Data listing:

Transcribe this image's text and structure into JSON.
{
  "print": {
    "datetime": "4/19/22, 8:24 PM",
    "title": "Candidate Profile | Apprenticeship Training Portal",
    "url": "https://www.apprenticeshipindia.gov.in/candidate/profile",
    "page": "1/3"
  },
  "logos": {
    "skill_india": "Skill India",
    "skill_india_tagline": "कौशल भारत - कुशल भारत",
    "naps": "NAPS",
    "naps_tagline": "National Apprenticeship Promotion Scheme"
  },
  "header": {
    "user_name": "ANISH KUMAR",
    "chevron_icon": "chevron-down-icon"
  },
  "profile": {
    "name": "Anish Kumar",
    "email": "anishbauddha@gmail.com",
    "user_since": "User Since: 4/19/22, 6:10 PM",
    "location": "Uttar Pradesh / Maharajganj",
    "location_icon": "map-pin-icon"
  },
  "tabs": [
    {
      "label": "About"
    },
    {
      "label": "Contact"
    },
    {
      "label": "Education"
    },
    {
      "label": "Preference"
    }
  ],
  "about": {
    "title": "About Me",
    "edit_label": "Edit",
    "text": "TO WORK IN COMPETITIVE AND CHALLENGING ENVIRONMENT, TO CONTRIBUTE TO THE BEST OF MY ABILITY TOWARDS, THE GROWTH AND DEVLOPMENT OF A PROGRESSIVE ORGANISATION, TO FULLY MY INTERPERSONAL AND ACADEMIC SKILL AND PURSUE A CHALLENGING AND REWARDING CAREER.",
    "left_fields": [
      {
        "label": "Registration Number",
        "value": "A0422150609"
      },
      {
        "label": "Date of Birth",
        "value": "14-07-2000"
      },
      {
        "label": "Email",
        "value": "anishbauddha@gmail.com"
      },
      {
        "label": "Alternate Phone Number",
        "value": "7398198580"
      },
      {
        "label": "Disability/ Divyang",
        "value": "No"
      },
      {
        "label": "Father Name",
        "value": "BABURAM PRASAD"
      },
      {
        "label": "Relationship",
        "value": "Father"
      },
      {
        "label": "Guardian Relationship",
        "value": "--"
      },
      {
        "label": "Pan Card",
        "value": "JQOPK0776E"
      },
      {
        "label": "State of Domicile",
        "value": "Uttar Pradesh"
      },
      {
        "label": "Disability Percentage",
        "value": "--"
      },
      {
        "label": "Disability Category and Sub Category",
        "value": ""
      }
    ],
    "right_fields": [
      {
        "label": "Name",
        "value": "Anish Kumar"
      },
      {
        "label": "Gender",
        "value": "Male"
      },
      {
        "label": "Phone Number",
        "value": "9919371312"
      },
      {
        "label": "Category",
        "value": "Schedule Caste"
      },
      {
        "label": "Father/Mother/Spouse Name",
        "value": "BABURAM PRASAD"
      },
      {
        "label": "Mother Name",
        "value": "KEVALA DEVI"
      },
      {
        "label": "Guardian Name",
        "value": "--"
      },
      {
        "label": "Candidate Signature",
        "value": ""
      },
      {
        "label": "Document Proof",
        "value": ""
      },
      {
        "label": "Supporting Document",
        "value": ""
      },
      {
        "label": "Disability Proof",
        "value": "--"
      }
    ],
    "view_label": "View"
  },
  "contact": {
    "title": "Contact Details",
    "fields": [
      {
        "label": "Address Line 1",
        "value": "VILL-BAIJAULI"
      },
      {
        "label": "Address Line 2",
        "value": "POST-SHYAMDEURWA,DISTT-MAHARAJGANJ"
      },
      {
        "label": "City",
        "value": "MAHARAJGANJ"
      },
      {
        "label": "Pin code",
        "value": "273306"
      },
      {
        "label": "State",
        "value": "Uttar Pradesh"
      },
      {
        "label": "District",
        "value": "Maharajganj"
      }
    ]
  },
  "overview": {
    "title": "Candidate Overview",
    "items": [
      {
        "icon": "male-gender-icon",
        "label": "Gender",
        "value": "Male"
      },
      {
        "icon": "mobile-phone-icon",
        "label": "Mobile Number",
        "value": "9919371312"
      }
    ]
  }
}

Task directions: Pick out all lines containing the string "Address".

Answer to the task:
        "label": "Address Line 1",
        "label": "Address Line 2",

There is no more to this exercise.